- **Given task**: Copy every line of the records below, changing nothing.

- **Recorded data**:
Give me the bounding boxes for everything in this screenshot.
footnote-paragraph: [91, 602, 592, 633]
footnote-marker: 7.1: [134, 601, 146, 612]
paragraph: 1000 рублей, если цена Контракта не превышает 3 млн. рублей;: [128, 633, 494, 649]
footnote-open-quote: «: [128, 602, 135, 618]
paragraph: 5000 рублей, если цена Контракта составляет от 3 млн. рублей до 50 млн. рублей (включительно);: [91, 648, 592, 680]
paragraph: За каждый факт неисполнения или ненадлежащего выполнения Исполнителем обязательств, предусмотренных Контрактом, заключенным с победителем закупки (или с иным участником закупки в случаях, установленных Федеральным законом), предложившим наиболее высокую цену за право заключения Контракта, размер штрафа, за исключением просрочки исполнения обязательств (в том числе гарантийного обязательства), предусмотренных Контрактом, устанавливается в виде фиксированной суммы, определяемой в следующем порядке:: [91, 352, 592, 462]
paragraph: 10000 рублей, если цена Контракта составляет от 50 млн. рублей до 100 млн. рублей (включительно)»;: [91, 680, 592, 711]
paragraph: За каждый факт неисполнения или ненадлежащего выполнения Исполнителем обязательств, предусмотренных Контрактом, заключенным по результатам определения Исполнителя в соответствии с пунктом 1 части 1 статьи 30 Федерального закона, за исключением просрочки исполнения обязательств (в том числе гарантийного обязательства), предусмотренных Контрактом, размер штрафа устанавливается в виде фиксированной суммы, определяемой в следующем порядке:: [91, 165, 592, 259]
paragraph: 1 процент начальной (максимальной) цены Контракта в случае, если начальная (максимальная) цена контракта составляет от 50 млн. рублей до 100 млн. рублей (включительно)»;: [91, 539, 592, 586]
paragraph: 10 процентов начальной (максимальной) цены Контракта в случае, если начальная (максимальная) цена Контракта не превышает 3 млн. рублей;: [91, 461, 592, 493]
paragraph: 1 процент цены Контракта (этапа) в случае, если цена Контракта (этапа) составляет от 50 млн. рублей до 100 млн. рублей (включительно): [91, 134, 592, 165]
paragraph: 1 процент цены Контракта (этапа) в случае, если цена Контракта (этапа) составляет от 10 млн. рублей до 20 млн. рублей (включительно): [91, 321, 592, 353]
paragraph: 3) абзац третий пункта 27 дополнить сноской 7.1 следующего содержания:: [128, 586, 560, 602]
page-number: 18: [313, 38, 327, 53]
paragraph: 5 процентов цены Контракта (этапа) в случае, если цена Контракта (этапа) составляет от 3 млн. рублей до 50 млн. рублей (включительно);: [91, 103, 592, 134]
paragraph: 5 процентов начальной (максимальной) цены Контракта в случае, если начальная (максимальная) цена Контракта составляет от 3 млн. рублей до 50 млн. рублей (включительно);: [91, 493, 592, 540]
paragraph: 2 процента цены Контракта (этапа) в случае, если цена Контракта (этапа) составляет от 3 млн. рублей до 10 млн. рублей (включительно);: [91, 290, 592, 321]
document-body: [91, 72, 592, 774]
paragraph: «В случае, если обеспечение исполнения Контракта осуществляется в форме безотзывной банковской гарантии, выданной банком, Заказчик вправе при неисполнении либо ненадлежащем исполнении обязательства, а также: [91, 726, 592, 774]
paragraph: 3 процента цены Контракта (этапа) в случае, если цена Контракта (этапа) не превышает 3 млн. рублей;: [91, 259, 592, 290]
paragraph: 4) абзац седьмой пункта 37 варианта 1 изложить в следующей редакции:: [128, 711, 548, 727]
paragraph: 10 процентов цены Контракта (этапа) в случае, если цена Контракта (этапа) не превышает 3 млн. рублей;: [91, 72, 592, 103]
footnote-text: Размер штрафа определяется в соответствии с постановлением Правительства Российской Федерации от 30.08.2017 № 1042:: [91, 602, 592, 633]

- **Worked answer**:
Give me the bounding boxes for everything in this screenshot.
footnote-paragraph: [91, 602, 592, 633]
footnote-marker: 7.1: [134, 601, 146, 612]
paragraph: 1000 рублей, если цена Контракта не превышает 3 млн. рублей;: [128, 633, 494, 649]
footnote-open-quote: «: [128, 602, 135, 618]
paragraph: 5000 рублей, если цена Контракта составляет от 3 млн. рублей до 50 млн. рублей (включительно);: [91, 648, 592, 680]
paragraph: За каждый факт неисполнения или ненадлежащего выполнения Исполнителем обязательств, предусмотренных Контрактом, заключенным с победителем закупки (или с иным участником закупки в случаях, установленных Федеральным законом), предложившим наиболее высокую цену за право заключения Контракта, размер штрафа, за исключением просрочки исполнения обязательств (в том числе гарантийного обязательства), предусмотренных Контрактом, устанавливается в виде фиксированной суммы, определяемой в следующем порядке:: [91, 352, 592, 462]
paragraph: 10000 рублей, если цена Контракта составляет от 50 млн. рублей до 100 млн. рублей (включительно)»;: [91, 680, 592, 711]
paragraph: За каждый факт неисполнения или ненадлежащего выполнения Исполнителем обязательств, предусмотренных Контрактом, заключенным по результатам определения Исполнителя в соответствии с пунктом 1 части 1 статьи 30 Федерального закона, за исключением просрочки исполнения обязательств (в том числе гарантийного обязательства), предусмотренных Контрактом, размер штрафа устанавливается в виде фиксированной суммы, определяемой в следующем порядке:: [91, 165, 592, 259]
paragraph: 1 процент начальной (максимальной) цены Контракта в случае, если начальная (максимальная) цена контракта составляет от 50 млн. рублей до 100 млн. рублей (включительно)»;: [91, 539, 592, 586]
paragraph: 10 процентов начальной (максимальной) цены Контракта в случае, если начальная (максимальная) цена Контракта не превышает 3 млн. рублей;: [91, 461, 592, 493]
paragraph: 1 процент цены Контракта (этапа) в случае, если цена Контракта (этапа) составляет от 50 млн. рублей до 100 млн. рублей (включительно): [91, 134, 592, 165]
paragraph: 1 процент цены Контракта (этапа) в случае, если цена Контракта (этапа) составляет от 10 млн. рублей до 20 млн. рублей (включительно): [91, 321, 592, 353]
paragraph: 3) абзац третий пункта 27 дополнить сноской 7.1 следующего содержания:: [128, 586, 560, 602]
page-number: 18: [313, 38, 327, 53]
paragraph: 5 процентов цены Контракта (этапа) в случае, если цена Контракта (этапа) составляет от 3 млн. рублей до 50 млн. рублей (включительно);: [91, 103, 592, 134]
paragraph: 5 процентов начальной (максимальной) цены Контракта в случае, если начальная (максимальная) цена Контракта составляет от 3 млн. рублей до 50 млн. рублей (включительно);: [91, 493, 592, 540]
paragraph: 2 процента цены Контракта (этапа) в случае, если цена Контракта (этапа) составляет от 3 млн. рублей до 10 млн. рублей (включительно);: [91, 290, 592, 321]
document-body: [91, 72, 592, 774]
paragraph: «В случае, если обеспечение исполнения Контракта осуществляется в форме безотзывной банковской гарантии, выданной банком, Заказчик вправе при неисполнении либо ненадлежащем исполнении обязательства, а также: [91, 726, 592, 774]
paragraph: 3 процента цены Контракта (этапа) в случае, если цена Контракта (этапа) не превышает 3 млн. рублей;: [91, 259, 592, 290]
paragraph: 4) абзац седьмой пункта 37 варианта 1 изложить в следующей редакции:: [128, 711, 548, 727]
paragraph: 10 процентов цены Контракта (этапа) в случае, если цена Контракта (этапа) не превышает 3 млн. рублей;: [91, 72, 592, 103]
footnote-text: Размер штрафа определяется в соответствии с постановлением Правительства Российской Федерации от 30.08.2017 № 1042:: [91, 602, 592, 633]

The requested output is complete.